- _Aim_: Keep the pictures out of the copy and print all the entries below exactly.
### Data in this exercise ###
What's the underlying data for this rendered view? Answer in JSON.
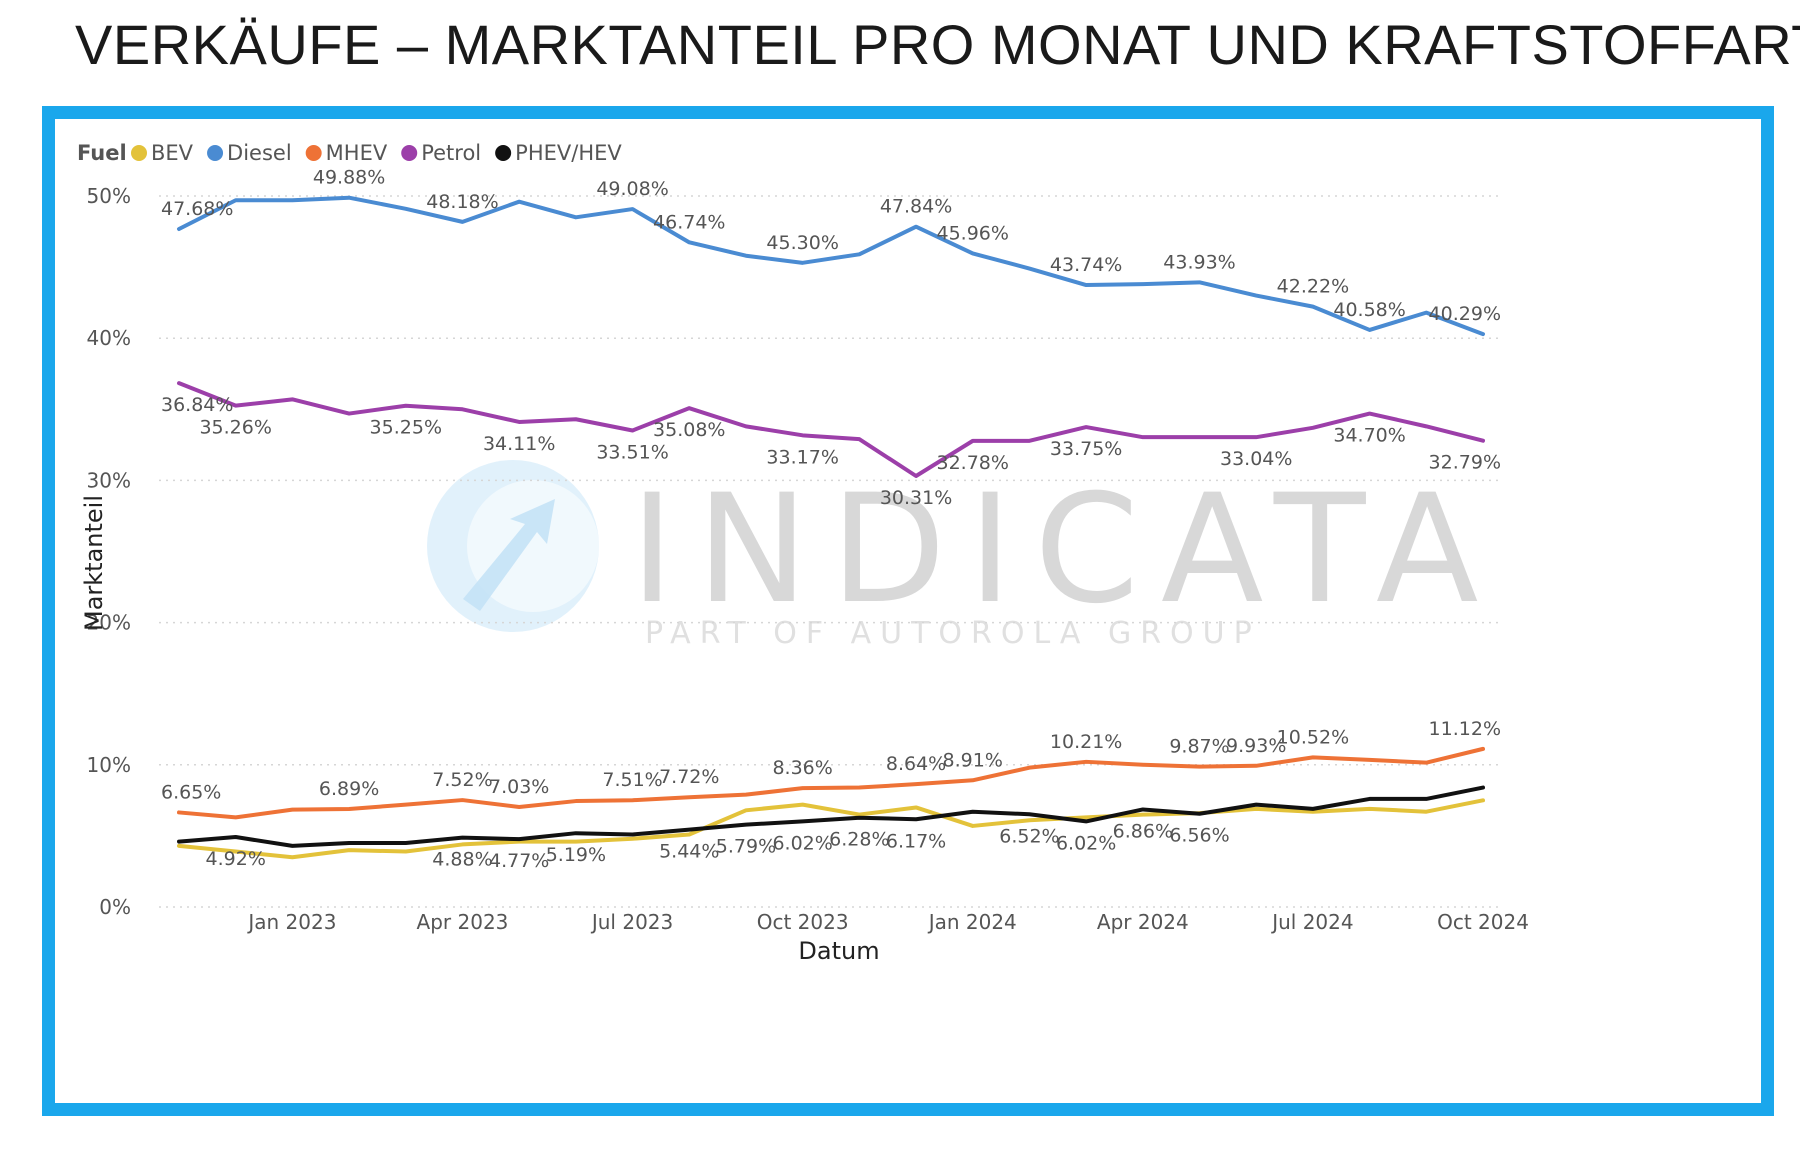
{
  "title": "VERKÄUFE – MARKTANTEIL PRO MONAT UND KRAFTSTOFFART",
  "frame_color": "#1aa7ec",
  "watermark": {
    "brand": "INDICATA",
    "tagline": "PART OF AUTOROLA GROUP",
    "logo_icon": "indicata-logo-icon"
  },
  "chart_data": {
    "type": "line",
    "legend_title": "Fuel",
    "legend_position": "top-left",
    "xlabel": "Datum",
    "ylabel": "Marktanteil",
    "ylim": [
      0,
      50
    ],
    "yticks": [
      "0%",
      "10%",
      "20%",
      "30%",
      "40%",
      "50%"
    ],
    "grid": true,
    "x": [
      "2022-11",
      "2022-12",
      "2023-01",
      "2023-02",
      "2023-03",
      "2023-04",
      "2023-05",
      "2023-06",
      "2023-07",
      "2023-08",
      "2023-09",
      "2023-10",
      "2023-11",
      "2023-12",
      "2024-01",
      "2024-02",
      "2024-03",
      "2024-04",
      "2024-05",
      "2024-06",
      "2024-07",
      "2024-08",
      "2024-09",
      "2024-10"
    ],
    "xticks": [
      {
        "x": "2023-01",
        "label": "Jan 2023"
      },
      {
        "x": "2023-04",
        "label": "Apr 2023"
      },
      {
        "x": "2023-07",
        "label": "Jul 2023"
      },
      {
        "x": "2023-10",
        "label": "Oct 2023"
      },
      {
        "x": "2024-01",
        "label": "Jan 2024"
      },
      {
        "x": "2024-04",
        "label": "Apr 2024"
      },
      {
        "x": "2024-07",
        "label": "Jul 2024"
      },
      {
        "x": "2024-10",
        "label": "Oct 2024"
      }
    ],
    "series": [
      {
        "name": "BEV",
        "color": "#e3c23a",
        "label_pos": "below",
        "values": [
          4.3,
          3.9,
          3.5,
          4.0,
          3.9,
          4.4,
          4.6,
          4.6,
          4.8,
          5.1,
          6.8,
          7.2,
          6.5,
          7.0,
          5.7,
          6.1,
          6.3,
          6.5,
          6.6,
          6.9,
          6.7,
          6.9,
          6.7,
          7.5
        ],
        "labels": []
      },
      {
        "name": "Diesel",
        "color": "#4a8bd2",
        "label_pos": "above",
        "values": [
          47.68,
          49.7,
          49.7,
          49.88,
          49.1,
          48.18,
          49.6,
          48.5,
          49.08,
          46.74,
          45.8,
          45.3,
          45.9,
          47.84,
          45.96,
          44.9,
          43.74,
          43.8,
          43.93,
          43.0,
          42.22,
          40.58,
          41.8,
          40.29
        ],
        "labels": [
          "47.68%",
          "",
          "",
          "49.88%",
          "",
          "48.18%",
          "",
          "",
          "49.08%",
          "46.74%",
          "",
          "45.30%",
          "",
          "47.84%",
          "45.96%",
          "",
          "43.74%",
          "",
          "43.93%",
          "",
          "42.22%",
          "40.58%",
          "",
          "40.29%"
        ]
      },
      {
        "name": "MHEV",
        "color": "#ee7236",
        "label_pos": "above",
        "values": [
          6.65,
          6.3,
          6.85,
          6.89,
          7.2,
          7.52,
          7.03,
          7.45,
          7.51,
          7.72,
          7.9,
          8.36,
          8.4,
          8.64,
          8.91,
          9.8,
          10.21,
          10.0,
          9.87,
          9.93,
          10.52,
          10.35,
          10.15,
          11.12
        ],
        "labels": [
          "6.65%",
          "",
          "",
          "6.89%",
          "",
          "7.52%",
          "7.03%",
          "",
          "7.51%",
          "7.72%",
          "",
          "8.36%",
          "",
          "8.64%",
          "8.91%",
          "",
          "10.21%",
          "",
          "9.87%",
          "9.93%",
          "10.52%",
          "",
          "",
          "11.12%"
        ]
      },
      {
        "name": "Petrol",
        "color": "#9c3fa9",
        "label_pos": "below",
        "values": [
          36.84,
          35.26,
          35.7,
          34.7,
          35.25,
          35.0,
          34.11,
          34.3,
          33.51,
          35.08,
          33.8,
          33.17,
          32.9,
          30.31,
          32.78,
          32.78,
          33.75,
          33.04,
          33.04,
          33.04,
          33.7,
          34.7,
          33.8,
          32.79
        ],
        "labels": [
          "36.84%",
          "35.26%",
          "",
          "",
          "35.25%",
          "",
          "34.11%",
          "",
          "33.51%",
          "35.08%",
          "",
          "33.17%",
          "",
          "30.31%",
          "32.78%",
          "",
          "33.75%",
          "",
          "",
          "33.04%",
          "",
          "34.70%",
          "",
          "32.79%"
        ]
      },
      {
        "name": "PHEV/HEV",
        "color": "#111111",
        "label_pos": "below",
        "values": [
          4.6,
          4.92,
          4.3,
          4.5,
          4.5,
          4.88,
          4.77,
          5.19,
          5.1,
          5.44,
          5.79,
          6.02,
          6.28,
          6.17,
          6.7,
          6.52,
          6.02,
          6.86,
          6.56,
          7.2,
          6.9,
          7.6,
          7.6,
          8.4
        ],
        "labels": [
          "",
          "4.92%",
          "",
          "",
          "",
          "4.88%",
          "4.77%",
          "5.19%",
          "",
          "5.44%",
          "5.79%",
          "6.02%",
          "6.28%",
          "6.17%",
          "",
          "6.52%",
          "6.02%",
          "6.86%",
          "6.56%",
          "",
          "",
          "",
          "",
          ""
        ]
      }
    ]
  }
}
###
- _Solution_:
What's the underlying data for this rendered view? Answer in JSON.
{
  "title": "VERKÄUFE – MARKTANTEIL PRO MONAT UND KRAFTSTOFFART",
  "frame_color": "#1aa7ec",
  "watermark": {
    "brand": "INDICATA",
    "tagline": "PART OF AUTOROLA GROUP",
    "logo_icon": "indicata-logo-icon"
  },
  "chart_data": {
    "type": "line",
    "legend_title": "Fuel",
    "legend_position": "top-left",
    "xlabel": "Datum",
    "ylabel": "Marktanteil",
    "ylim": [
      0,
      50
    ],
    "yticks": [
      "0%",
      "10%",
      "20%",
      "30%",
      "40%",
      "50%"
    ],
    "grid": true,
    "x": [
      "2022-11",
      "2022-12",
      "2023-01",
      "2023-02",
      "2023-03",
      "2023-04",
      "2023-05",
      "2023-06",
      "2023-07",
      "2023-08",
      "2023-09",
      "2023-10",
      "2023-11",
      "2023-12",
      "2024-01",
      "2024-02",
      "2024-03",
      "2024-04",
      "2024-05",
      "2024-06",
      "2024-07",
      "2024-08",
      "2024-09",
      "2024-10"
    ],
    "xticks": [
      {
        "x": "2023-01",
        "label": "Jan 2023"
      },
      {
        "x": "2023-04",
        "label": "Apr 2023"
      },
      {
        "x": "2023-07",
        "label": "Jul 2023"
      },
      {
        "x": "2023-10",
        "label": "Oct 2023"
      },
      {
        "x": "2024-01",
        "label": "Jan 2024"
      },
      {
        "x": "2024-04",
        "label": "Apr 2024"
      },
      {
        "x": "2024-07",
        "label": "Jul 2024"
      },
      {
        "x": "2024-10",
        "label": "Oct 2024"
      }
    ],
    "series": [
      {
        "name": "BEV",
        "color": "#e3c23a",
        "label_pos": "below",
        "values": [
          4.3,
          3.9,
          3.5,
          4.0,
          3.9,
          4.4,
          4.6,
          4.6,
          4.8,
          5.1,
          6.8,
          7.2,
          6.5,
          7.0,
          5.7,
          6.1,
          6.3,
          6.5,
          6.6,
          6.9,
          6.7,
          6.9,
          6.7,
          7.5
        ],
        "labels": []
      },
      {
        "name": "Diesel",
        "color": "#4a8bd2",
        "label_pos": "above",
        "values": [
          47.68,
          49.7,
          49.7,
          49.88,
          49.1,
          48.18,
          49.6,
          48.5,
          49.08,
          46.74,
          45.8,
          45.3,
          45.9,
          47.84,
          45.96,
          44.9,
          43.74,
          43.8,
          43.93,
          43.0,
          42.22,
          40.58,
          41.8,
          40.29
        ],
        "labels": [
          "47.68%",
          "",
          "",
          "49.88%",
          "",
          "48.18%",
          "",
          "",
          "49.08%",
          "46.74%",
          "",
          "45.30%",
          "",
          "47.84%",
          "45.96%",
          "",
          "43.74%",
          "",
          "43.93%",
          "",
          "42.22%",
          "40.58%",
          "",
          "40.29%"
        ]
      },
      {
        "name": "MHEV",
        "color": "#ee7236",
        "label_pos": "above",
        "values": [
          6.65,
          6.3,
          6.85,
          6.89,
          7.2,
          7.52,
          7.03,
          7.45,
          7.51,
          7.72,
          7.9,
          8.36,
          8.4,
          8.64,
          8.91,
          9.8,
          10.21,
          10.0,
          9.87,
          9.93,
          10.52,
          10.35,
          10.15,
          11.12
        ],
        "labels": [
          "6.65%",
          "",
          "",
          "6.89%",
          "",
          "7.52%",
          "7.03%",
          "",
          "7.51%",
          "7.72%",
          "",
          "8.36%",
          "",
          "8.64%",
          "8.91%",
          "",
          "10.21%",
          "",
          "9.87%",
          "9.93%",
          "10.52%",
          "",
          "",
          "11.12%"
        ]
      },
      {
        "name": "Petrol",
        "color": "#9c3fa9",
        "label_pos": "below",
        "values": [
          36.84,
          35.26,
          35.7,
          34.7,
          35.25,
          35.0,
          34.11,
          34.3,
          33.51,
          35.08,
          33.8,
          33.17,
          32.9,
          30.31,
          32.78,
          32.78,
          33.75,
          33.04,
          33.04,
          33.04,
          33.7,
          34.7,
          33.8,
          32.79
        ],
        "labels": [
          "36.84%",
          "35.26%",
          "",
          "",
          "35.25%",
          "",
          "34.11%",
          "",
          "33.51%",
          "35.08%",
          "",
          "33.17%",
          "",
          "30.31%",
          "32.78%",
          "",
          "33.75%",
          "",
          "",
          "33.04%",
          "",
          "34.70%",
          "",
          "32.79%"
        ]
      },
      {
        "name": "PHEV/HEV",
        "color": "#111111",
        "label_pos": "below",
        "values": [
          4.6,
          4.92,
          4.3,
          4.5,
          4.5,
          4.88,
          4.77,
          5.19,
          5.1,
          5.44,
          5.79,
          6.02,
          6.28,
          6.17,
          6.7,
          6.52,
          6.02,
          6.86,
          6.56,
          7.2,
          6.9,
          7.6,
          7.6,
          8.4
        ],
        "labels": [
          "",
          "4.92%",
          "",
          "",
          "",
          "4.88%",
          "4.77%",
          "5.19%",
          "",
          "5.44%",
          "5.79%",
          "6.02%",
          "6.28%",
          "6.17%",
          "",
          "6.52%",
          "6.02%",
          "6.86%",
          "6.56%",
          "",
          "",
          "",
          "",
          ""
        ]
      }
    ]
  }
}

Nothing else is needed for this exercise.